**Tasks and exercises**
1) From the India Art Fair article, reproduce the part that opens with the words containing "While the show" and closes with "galleries from abroad.".
2) Answer these questions using the India Art Fair article:
(a) How many postcards make up 'Postcards from Home'?
(b) Which gallery brought two artworks by Ai Weiwei?
(c) By what percentage did South Asian gallery sales increase, according to ArtTactic's 2019 South Asian Art Market Report?

**Given passage**

□ □ □ □

It was a treat to both collectors and connoisseurs. The 11th edition of India Art Fair featuring over 75 galleries presented a mix palate of memories—some sepia-toned, infused with warmth and happiness, while others grey, bitter and brittle.
Giving them a form, texture or a voice, new art projects includes ‘Change Room’ by Baaraan Ijlal and presented by Prameya Art Foundation and ‘Postcards from Home’ by Manisha Gera Baswani, presented by Gallery Espace.
As one walks through, one is greeted with bags of sacks of wheat, with 47 postcards, featuring 25 Indian and 22 Pakistani artists who have had a history with Partition, photographed in their creative spaces over the time by Baswani.
The cards feature an anecdote or even a conversation that rekindles the thought of the ‘home lost but not forgotten’.
Krishen Khanna’s memories of fellow artist and friend, Bal Chhabda, where he writes about how the latter came to Ahmedabad, post Partition with his brother, bought a bus and taught themselves how to sell tickets, rekindles some washed -away bygone recollections. “Few know that he was a great dancer and threw the best parties,” Khanna writes.
While the show has been on in full swing, it’s still not clear who would buy the majority 65 per cent stake in the fair from MCH Group, which remains “indefinitely committed” to the event until a new buyer is found. However, this uncertainty does not necessarily spell trouble for the future of IAF.
Balancing the importance of promoting Indian artists with the desire to open Indian art up to a global audience, the fair’s director Jagdip Jagpal remains committed to her promise that at least 70 per cent of the participating galleries are South Asian. However, there has been a careful curation of a few stellar galleries from abroad.
The talk of the town, however, has been the big debuts including works by Turner Prize winner Wolfgang Tillmans. The David Zwirner gallery that made its debut last year with Japanese conceptual artist Yayoi Kusama, has brought in Tillmans’ extraordinary photographs to Indian audiences. Also debuting was Berlin’s neugerriemschneider gallery, which has brought two artworks by politically subversive artist, Ai Weiwei.
Returning for their second consecutive year were the blue-chip galleries Blain Southern and David Zwirner, suggesting continued international faith in the South Asian market. “This year people are more interested and engaged, and it’s showing” says Sascha Weschering, associate director of Blain Southern, which claimed to have sold a thread-on-canvas work, Skin (2016) by Chiaru Shiota, and a copper sculpture, Brother Animals (1993), by Lynda Benglis.
According to ArtTactic’s 2019 South Asian Art Market Report, South Asian gallery sales have increased by 9.1 per cent at an estimated $114m, which helps move South Asia from ninth to sixth place in ArtTactic’s global outlook rankings.
The report further adds South Asian modern art market has seen a significant growth of 39.7 per cent, far stronger than the growth of its contemporary art market.
While works by masters like as M F Husain, Amrita Sher-Gill, F N Souza, S H Raza, Ram Kumar, Nasreen Mohamedi, Satish Gujral, were on display, equal importance has been given to young, upcoming artists.
Dhananjay Singh portrayed his theme “you are within me” through his sculptures, intricately twined in bronze, steel and copper wires. As he explains, in the quest for refining his sculptural form he explores new technique and ideas. The theme is inspired by the need for us to question one’s self and draws several paths that traverse through different forms of life.

□ □ □ □

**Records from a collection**

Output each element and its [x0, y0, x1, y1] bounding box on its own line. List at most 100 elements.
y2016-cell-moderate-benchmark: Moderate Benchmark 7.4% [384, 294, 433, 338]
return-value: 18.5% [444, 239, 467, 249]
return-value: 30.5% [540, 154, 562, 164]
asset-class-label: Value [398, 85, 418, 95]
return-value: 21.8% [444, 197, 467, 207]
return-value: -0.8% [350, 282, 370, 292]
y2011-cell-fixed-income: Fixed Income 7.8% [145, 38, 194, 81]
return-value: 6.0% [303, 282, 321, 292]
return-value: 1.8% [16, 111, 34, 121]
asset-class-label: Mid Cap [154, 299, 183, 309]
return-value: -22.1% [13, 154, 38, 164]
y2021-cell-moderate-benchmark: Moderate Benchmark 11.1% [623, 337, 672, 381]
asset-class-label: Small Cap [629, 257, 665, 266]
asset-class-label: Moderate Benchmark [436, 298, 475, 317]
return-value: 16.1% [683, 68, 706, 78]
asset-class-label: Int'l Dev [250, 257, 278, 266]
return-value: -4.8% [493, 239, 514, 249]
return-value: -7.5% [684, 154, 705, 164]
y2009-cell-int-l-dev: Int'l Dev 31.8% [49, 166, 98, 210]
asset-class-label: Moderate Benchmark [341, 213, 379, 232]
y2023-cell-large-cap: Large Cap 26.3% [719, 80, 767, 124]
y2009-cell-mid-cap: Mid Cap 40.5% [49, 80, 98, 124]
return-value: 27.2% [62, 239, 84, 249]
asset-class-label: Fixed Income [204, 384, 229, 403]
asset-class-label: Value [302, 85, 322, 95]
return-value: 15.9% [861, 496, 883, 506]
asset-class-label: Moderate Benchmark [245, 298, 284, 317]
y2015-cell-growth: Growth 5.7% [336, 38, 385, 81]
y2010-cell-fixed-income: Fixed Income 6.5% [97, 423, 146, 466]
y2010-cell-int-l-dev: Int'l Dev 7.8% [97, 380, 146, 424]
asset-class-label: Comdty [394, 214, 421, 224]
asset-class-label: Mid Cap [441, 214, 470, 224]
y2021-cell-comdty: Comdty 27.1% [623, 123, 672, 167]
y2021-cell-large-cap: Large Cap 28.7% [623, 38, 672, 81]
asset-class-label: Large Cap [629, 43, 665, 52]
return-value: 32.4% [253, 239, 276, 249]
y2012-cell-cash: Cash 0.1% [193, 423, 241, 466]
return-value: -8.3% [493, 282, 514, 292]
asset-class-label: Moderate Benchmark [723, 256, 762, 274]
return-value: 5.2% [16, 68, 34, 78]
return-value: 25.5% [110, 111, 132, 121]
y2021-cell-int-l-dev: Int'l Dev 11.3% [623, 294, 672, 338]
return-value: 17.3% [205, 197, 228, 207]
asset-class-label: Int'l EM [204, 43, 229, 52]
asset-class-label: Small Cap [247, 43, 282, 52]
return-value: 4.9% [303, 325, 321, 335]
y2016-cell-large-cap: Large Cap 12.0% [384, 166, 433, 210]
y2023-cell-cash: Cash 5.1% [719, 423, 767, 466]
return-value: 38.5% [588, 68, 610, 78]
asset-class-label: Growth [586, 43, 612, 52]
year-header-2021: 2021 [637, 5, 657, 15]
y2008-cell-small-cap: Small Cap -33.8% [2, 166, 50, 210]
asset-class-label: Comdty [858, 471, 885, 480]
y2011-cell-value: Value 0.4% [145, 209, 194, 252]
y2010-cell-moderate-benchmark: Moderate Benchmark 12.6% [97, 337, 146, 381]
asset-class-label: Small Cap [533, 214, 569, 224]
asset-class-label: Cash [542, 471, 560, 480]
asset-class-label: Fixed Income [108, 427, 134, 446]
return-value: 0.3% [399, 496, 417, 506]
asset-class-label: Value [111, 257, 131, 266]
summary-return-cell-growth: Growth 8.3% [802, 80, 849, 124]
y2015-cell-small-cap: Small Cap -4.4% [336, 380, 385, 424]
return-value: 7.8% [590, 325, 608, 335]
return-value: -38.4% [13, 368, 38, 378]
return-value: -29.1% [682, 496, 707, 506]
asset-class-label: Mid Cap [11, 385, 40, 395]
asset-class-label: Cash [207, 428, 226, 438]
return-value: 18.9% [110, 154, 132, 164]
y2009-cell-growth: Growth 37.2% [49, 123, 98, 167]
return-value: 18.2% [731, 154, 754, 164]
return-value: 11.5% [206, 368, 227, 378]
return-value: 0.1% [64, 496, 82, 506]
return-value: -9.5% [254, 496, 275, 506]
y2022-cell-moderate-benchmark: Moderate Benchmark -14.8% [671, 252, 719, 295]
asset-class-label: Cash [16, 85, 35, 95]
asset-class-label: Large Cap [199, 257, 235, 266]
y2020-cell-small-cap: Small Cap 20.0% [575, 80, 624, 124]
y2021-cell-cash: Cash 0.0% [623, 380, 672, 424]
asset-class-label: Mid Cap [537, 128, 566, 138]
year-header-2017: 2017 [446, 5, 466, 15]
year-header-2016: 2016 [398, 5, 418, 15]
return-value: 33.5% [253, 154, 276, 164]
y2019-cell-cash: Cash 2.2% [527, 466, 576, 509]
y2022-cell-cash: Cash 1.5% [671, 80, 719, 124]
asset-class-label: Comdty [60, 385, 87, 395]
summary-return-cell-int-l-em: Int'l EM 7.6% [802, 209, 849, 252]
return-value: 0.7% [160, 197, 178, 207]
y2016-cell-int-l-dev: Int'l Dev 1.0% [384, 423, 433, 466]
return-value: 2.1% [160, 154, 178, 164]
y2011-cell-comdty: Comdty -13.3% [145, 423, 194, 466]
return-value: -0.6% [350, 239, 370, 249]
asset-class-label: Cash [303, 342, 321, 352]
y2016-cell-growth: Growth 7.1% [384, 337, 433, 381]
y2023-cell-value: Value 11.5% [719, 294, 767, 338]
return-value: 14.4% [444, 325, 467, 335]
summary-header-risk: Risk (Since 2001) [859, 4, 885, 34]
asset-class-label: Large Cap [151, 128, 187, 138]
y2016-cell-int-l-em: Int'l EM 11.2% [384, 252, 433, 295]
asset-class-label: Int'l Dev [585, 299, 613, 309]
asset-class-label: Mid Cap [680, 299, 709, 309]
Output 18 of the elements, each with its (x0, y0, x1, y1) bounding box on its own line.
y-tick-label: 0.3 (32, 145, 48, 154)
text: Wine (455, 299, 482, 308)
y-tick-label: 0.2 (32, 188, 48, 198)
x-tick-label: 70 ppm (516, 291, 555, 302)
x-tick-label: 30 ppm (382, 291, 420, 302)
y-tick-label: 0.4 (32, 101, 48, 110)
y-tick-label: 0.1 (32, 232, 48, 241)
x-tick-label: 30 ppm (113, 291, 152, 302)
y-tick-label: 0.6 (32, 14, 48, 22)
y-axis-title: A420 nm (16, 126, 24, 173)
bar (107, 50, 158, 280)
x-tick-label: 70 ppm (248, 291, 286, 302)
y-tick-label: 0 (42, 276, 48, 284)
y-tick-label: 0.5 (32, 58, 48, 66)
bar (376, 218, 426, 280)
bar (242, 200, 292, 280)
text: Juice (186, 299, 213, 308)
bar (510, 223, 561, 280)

□ □ □ □

**The responses**
1)
While the show has been on in full swing, it’s still not clear who would buy the majority 65 per cent stake in the fair from MCH Group, which remains “indefinitely committed” to the event until a new buyer is found. However, this uncertainty does not necessarily spell trouble for the future of IAF.
Balancing the importance of promoting Indian artists with the desire to open Indian art up to a global audience, the fair’s director Jagdip Jagpal remains committed to her promise that at least 70 per cent of the participating galleries are South Asian. However, there has been a careful curation of a few stellar galleries from abroad.

2)
(a) 47 postcards
(b) Berlin's neugerriemschneider gallery
(c) 9.1 per cent